Chart and figure data
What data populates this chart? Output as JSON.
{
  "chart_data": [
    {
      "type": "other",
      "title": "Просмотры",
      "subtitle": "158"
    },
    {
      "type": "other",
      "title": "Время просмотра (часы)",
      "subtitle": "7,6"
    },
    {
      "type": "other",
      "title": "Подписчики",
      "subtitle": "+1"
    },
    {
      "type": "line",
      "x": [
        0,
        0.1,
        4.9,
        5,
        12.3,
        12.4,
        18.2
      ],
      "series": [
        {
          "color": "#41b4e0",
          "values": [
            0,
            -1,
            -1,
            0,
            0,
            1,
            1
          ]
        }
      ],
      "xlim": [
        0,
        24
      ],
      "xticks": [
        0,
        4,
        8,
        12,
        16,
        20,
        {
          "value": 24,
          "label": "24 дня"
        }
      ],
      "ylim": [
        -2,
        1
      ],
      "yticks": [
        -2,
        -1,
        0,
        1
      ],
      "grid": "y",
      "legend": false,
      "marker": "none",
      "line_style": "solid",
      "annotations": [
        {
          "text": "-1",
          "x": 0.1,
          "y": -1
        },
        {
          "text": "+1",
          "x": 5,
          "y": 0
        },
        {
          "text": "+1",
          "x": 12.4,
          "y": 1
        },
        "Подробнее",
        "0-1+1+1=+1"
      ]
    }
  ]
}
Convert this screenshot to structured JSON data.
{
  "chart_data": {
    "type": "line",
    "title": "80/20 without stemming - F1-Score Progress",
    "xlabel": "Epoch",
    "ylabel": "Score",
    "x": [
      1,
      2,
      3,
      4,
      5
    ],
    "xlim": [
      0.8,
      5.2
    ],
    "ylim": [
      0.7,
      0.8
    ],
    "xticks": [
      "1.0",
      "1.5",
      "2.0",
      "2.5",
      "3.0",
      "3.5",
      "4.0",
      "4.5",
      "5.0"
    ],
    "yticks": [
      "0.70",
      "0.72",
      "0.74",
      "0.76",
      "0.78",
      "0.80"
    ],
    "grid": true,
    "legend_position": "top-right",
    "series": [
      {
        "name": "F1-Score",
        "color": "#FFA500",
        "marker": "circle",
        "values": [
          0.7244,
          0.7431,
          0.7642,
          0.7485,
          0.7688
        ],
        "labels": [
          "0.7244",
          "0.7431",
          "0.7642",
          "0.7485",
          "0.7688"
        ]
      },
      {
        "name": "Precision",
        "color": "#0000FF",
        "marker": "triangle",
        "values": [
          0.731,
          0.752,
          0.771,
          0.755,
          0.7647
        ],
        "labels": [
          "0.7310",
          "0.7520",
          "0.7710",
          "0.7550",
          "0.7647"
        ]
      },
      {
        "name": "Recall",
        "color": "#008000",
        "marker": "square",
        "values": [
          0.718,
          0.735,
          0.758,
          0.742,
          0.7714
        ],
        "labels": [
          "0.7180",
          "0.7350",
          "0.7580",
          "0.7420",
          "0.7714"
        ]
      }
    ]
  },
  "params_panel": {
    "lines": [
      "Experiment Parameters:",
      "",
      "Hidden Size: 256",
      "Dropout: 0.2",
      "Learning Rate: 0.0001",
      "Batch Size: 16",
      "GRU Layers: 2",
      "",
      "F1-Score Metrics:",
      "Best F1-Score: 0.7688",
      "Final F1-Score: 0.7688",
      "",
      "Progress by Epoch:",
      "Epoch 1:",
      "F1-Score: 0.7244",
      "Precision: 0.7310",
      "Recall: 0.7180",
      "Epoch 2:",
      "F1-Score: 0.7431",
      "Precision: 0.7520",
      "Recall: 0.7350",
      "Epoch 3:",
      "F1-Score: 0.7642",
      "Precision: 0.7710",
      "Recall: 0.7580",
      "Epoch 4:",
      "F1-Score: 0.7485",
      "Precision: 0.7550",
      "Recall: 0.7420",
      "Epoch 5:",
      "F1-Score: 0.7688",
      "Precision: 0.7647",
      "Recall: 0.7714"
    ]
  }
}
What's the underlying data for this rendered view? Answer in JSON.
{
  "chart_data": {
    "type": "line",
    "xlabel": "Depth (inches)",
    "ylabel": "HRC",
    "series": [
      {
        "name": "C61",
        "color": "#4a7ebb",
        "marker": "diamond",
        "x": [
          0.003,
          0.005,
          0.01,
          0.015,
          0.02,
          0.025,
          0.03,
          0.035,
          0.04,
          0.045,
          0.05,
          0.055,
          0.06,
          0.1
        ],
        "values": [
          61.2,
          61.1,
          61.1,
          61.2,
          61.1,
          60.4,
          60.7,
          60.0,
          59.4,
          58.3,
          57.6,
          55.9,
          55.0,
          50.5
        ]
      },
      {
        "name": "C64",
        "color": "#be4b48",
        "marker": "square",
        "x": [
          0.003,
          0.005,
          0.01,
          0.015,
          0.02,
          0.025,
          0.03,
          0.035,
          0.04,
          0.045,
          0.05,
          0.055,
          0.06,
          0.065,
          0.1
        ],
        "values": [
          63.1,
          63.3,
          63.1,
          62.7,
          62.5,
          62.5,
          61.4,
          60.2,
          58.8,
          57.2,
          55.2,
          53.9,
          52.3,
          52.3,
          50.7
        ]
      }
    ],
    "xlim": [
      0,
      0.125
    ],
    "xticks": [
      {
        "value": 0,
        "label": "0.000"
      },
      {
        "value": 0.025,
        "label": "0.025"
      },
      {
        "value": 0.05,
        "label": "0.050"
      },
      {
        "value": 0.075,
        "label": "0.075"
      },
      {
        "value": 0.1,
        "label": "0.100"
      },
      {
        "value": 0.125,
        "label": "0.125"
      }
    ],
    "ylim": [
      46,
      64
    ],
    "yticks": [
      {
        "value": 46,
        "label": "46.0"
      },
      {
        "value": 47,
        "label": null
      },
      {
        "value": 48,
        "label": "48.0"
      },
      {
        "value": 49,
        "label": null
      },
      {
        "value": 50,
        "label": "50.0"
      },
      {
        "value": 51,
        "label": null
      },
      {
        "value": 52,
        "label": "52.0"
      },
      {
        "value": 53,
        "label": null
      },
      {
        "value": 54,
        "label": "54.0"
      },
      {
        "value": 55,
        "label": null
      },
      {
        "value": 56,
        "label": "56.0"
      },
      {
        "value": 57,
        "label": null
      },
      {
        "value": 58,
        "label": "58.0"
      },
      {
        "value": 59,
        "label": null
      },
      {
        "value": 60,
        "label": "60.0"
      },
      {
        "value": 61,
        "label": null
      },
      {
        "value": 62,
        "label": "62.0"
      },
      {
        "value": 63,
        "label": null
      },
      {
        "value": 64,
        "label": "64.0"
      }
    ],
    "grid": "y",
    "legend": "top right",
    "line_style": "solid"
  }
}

- **To do**:
Every line that holds the word "Recall" should be extracted.

- **Result**:
        "name": "Recall",
      "Recall: 0.7180",
      "Recall: 0.7350",
      "Recall: 0.7580",
      "Recall: 0.7420",
      "Recall: 0.7714"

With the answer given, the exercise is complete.